• **Given task**:
Set down every record once more, exactly as given.

• **Records to use**:
..........

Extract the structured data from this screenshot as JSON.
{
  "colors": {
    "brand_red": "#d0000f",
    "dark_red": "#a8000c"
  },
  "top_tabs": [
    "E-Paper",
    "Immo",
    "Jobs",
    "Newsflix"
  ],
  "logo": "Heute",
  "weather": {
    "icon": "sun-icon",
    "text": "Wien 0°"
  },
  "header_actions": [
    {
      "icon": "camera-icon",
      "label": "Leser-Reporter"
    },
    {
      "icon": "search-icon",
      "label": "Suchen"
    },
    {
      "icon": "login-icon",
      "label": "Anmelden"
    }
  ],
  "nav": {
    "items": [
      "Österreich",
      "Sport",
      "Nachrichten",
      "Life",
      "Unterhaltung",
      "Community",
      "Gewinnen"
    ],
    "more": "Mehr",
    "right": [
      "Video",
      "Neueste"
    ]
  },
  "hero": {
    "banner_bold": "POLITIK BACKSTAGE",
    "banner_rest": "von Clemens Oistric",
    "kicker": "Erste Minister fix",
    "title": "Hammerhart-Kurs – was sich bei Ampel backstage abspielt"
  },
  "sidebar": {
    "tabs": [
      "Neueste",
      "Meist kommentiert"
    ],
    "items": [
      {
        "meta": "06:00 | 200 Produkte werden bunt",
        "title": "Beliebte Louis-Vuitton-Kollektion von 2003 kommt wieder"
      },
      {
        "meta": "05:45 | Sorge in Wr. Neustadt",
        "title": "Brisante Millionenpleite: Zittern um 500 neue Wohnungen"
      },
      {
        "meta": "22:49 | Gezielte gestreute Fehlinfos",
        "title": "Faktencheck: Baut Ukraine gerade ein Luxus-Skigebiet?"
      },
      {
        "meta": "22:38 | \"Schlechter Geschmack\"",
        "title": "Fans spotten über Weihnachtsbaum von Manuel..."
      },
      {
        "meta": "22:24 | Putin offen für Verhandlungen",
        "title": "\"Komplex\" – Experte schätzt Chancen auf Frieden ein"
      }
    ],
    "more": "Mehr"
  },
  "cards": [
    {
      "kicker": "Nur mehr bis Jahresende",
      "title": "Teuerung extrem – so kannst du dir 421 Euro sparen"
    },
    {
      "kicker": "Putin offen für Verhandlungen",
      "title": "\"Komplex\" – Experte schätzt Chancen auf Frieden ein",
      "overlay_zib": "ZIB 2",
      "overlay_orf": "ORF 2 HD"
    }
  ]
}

..........

• **Solution**:
Extract the structured data from this screenshot as JSON.
{
  "colors": {
    "brand_red": "#d0000f",
    "dark_red": "#a8000c"
  },
  "top_tabs": [
    "E-Paper",
    "Immo",
    "Jobs",
    "Newsflix"
  ],
  "logo": "Heute",
  "weather": {
    "icon": "sun-icon",
    "text": "Wien 0°"
  },
  "header_actions": [
    {
      "icon": "camera-icon",
      "label": "Leser-Reporter"
    },
    {
      "icon": "search-icon",
      "label": "Suchen"
    },
    {
      "icon": "login-icon",
      "label": "Anmelden"
    }
  ],
  "nav": {
    "items": [
      "Österreich",
      "Sport",
      "Nachrichten",
      "Life",
      "Unterhaltung",
      "Community",
      "Gewinnen"
    ],
    "more": "Mehr",
    "right": [
      "Video",
      "Neueste"
    ]
  },
  "hero": {
    "banner_bold": "POLITIK BACKSTAGE",
    "banner_rest": "von Clemens Oistric",
    "kicker": "Erste Minister fix",
    "title": "Hammerhart-Kurs – was sich bei Ampel backstage abspielt"
  },
  "sidebar": {
    "tabs": [
      "Neueste",
      "Meist kommentiert"
    ],
    "items": [
      {
        "meta": "06:00 | 200 Produkte werden bunt",
        "title": "Beliebte Louis-Vuitton-Kollektion von 2003 kommt wieder"
      },
      {
        "meta": "05:45 | Sorge in Wr. Neustadt",
        "title": "Brisante Millionenpleite: Zittern um 500 neue Wohnungen"
      },
      {
        "meta": "22:49 | Gezielte gestreute Fehlinfos",
        "title": "Faktencheck: Baut Ukraine gerade ein Luxus-Skigebiet?"
      },
      {
        "meta": "22:38 | \"Schlechter Geschmack\"",
        "title": "Fans spotten über Weihnachtsbaum von Manuel..."
      },
      {
        "meta": "22:24 | Putin offen für Verhandlungen",
        "title": "\"Komplex\" – Experte schätzt Chancen auf Frieden ein"
      }
    ],
    "more": "Mehr"
  },
  "cards": [
    {
      "kicker": "Nur mehr bis Jahresende",
      "title": "Teuerung extrem – so kannst du dir 421 Euro sparen"
    },
    {
      "kicker": "Putin offen für Verhandlungen",
      "title": "\"Komplex\" – Experte schätzt Chancen auf Frieden ein",
      "overlay_zib": "ZIB 2",
      "overlay_orf": "ORF 2 HD"
    }
  ]
}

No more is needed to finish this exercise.